What to work on → Search the records for "time". Copy every line where it appears.

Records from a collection
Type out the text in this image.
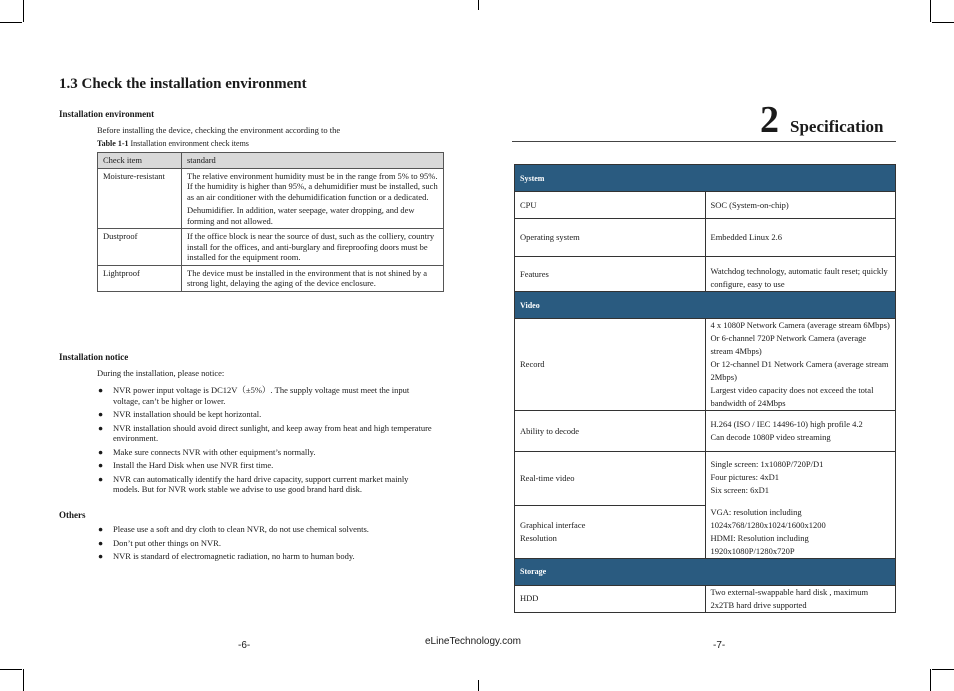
1.3 Check the installation environment
Installation environment
Before installing the device, checking the environment according to the
Table 1-1 Installation environment check items
Check item	standard
Moisture-resistant	The relative environment humidity must be in the range from 5% to 95%. If the humidity is higher than 95%, a dehumidifier must be installed, such as an air conditioner with the dehumidification function or a dedicated.

Dehumidifier. In addition, water seepage, water dropping, and dew forming and not allowed.

Dustproof	If the office block is near the source of dust, such as the colliery, country install for the offices, and anti-burglary and fireproofing doors must be installed for the equipment room.
Lightproof	The device must be installed in the environment that is not shined by a strong light, delaying the aging of the device enclosure.
Installation notice
During the installation, please notice:
● NVR power input voltage is DC12V（±5%）. The supply voltage must meet the input voltage, can’t be higher or lower.
● NVR installation should be kept horizontal.
● NVR installation should avoid direct sunlight, and keep away from heat and high temperature environment.
● Make sure connects NVR with other equipment’s normally.
● Install the Hard Disk when use NVR first time.
● NVR can automatically identify the hard drive capacity, support current market mainly models. But for NVR work stable we advise to use good brand hard disk.
Others
● Please use a soft and dry cloth to clean NVR, do not use chemical solvents.
● Don’t put other things on NVR.
● NVR is standard of electromagnetic radiation, no harm to human body.
-6-	eLineTechnology.com	-7-
2 Specification
System	
CPU	SOC (System-on-chip)
Operating system	Embedded Linux 2.6
Features	Watchdog technology, automatic fault reset; quickly configure, easy to use
Video	
Record	4 x 1080P Network Camera (average stream 6Mbps)
Or 6-channel 720P Network Camera (average stream 4Mbps)
Or 12-channel D1 Network Camera (average stream 2Mbps)
Largest video capacity does not exceed the total bandwidth of 24Mbps

Ability to decode	H.264 (ISO / IEC 14496-10) high profile 4.2
Can decode 1080P video streaming

Real-time video	Single screen: 1x1080P/720P/D1
Four pictures: 4xD1
Six screen: 6xD1

Graphical interface
Resolution	VGA: resolution including 1024x768/1280x1024/1600x1200
HDMI: Resolution including 1920x1080P/1280x720P

Storage	
HDD	Two external-swappable hard disk , maximum 2x2TB hard drive supported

The response →
● Install the Hard Disk when use NVR first time.
Real-time video	Single screen: 1x1080P/720P/D1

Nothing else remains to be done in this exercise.